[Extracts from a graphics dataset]
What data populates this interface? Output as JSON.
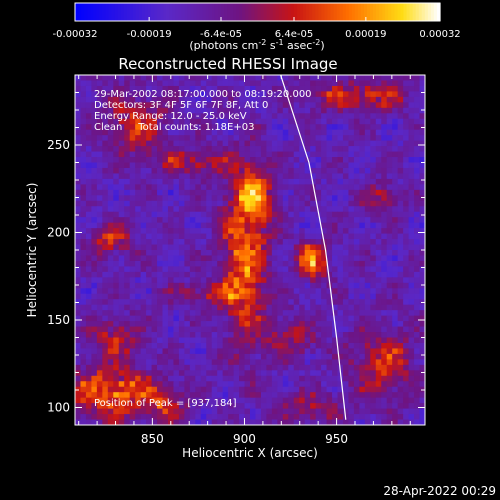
{
  "chart_data": {
    "type": "heatmap",
    "title": "Reconstructed RHESSI Image",
    "xlabel": "Heliocentric X (arcsec)",
    "ylabel": "Heliocentric Y (arcsec)",
    "xlim": [
      808,
      998
    ],
    "ylim": [
      90,
      290
    ],
    "xticks": [
      850,
      900,
      950
    ],
    "yticks": [
      100,
      150,
      200,
      250
    ],
    "colorbar": {
      "range": [
        -0.00032,
        0.00032
      ],
      "tick_values": [
        -0.00032,
        -0.00019,
        -6.4e-05,
        6.4e-05,
        0.00019,
        0.00032
      ],
      "tick_labels": [
        "-0.00032",
        "-0.00019",
        "-6.4e-05",
        "6.4e-05",
        "0.00019",
        "0.00032"
      ],
      "unit_parts": [
        "(photons cm",
        "-2",
        " s",
        "-1",
        " asec",
        "-2",
        ")"
      ]
    },
    "annotations": [
      "29-Mar-2002 08:17:00.000 to 08:19:20.000",
      "Detectors: 3F 4F 5F 6F 7F 8F, Att 0",
      "Energy Range: 12.0 - 25.0 keV",
      "Clean     Total counts: 1.18E+03",
      "Position of Peak = [937,184]"
    ],
    "peak_position": [
      937,
      184
    ],
    "bright_regions": [
      {
        "x": 900,
        "y": 185,
        "sx": 9,
        "sy": 34,
        "amp": 0.00026
      },
      {
        "x": 906,
        "y": 222,
        "sx": 7,
        "sy": 10,
        "amp": 0.00022
      },
      {
        "x": 937,
        "y": 184,
        "sx": 6,
        "sy": 7,
        "amp": 0.00032
      },
      {
        "x": 880,
        "y": 165,
        "sx": 14,
        "sy": 4,
        "amp": 0.00015
      },
      {
        "x": 828,
        "y": 108,
        "sx": 18,
        "sy": 10,
        "amp": 0.00028
      },
      {
        "x": 830,
        "y": 140,
        "sx": 9,
        "sy": 8,
        "amp": 0.00018
      },
      {
        "x": 828,
        "y": 195,
        "sx": 8,
        "sy": 6,
        "amp": 0.0002
      },
      {
        "x": 842,
        "y": 262,
        "sx": 12,
        "sy": 12,
        "amp": 0.0002
      },
      {
        "x": 872,
        "y": 240,
        "sx": 15,
        "sy": 5,
        "amp": 0.00017
      },
      {
        "x": 963,
        "y": 278,
        "sx": 20,
        "sy": 6,
        "amp": 0.0002
      },
      {
        "x": 975,
        "y": 220,
        "sx": 7,
        "sy": 6,
        "amp": 0.00016
      },
      {
        "x": 975,
        "y": 125,
        "sx": 12,
        "sy": 14,
        "amp": 0.0002
      },
      {
        "x": 925,
        "y": 140,
        "sx": 10,
        "sy": 8,
        "amp": 0.00015
      },
      {
        "x": 935,
        "y": 100,
        "sx": 12,
        "sy": 6,
        "amp": 0.00014
      },
      {
        "x": 858,
        "y": 100,
        "sx": 8,
        "sy": 8,
        "amp": 0.00014
      }
    ],
    "limb_curve": [
      [
        919,
        292
      ],
      [
        935,
        240
      ],
      [
        944,
        190
      ],
      [
        950,
        140
      ],
      [
        955,
        93
      ]
    ]
  },
  "footer": {
    "timestamp": "28-Apr-2022 00:29"
  }
}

▶ _SET EXERCISE_
In the entries above, find every line with the word "arcsec" and list it.

▶ _WRITTEN ANSWER_
    "xlabel": "Heliocentric X (arcsec)",
    "ylabel": "Heliocentric Y (arcsec)",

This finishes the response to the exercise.